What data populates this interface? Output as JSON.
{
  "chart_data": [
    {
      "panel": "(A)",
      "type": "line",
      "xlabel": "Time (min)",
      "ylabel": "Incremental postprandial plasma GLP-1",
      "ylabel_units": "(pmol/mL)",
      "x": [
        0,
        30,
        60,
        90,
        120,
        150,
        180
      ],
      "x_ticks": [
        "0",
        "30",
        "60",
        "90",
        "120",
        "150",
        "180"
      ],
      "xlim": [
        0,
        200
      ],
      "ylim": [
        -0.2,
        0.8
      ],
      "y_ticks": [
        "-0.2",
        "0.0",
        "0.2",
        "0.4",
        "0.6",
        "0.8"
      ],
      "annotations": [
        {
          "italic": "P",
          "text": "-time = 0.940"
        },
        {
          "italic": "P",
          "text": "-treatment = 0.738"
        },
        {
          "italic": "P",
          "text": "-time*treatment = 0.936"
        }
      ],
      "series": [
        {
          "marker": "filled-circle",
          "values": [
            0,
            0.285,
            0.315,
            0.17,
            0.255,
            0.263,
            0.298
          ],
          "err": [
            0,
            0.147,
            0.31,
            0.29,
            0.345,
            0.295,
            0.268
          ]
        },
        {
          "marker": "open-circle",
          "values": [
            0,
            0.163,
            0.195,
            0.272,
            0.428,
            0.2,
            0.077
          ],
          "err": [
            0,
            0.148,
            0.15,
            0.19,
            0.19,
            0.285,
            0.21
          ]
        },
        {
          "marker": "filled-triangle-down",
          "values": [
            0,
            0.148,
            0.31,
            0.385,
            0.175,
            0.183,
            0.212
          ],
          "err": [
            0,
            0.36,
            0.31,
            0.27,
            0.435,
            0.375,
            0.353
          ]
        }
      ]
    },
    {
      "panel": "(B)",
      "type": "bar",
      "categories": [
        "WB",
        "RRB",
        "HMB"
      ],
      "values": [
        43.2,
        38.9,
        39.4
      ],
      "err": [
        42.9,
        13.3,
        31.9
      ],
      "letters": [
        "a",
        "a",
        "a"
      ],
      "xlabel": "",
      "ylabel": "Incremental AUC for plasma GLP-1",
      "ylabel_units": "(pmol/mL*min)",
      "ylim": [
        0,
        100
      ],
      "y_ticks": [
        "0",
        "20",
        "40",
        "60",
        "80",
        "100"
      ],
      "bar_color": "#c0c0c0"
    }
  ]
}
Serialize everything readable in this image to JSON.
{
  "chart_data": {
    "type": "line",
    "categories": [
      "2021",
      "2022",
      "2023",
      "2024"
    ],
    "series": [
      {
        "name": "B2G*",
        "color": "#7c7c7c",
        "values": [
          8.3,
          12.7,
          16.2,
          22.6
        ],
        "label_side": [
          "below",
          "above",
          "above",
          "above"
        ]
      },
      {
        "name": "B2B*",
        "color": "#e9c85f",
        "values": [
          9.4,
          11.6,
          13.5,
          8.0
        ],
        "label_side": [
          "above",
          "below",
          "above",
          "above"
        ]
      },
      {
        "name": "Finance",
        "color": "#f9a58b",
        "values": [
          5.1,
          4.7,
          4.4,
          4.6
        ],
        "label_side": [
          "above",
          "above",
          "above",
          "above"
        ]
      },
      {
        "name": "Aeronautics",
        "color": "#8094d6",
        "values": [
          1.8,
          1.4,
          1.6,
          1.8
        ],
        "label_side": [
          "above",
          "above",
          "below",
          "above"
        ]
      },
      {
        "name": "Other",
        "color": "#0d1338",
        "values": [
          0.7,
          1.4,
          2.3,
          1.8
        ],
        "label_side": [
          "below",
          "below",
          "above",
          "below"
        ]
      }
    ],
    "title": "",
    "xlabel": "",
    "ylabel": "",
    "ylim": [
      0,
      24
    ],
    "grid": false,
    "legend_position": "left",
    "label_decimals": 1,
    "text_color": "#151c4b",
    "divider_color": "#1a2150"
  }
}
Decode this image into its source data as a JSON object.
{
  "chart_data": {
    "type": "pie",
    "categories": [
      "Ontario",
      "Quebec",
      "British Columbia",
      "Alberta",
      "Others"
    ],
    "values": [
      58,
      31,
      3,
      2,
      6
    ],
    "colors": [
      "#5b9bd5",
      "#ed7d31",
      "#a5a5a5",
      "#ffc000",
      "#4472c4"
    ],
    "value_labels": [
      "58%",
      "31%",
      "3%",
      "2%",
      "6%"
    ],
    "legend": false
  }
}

■ ■ ■ ■ ■

In the records shown above, how many lines include the word "this"? Answer with the number only.

3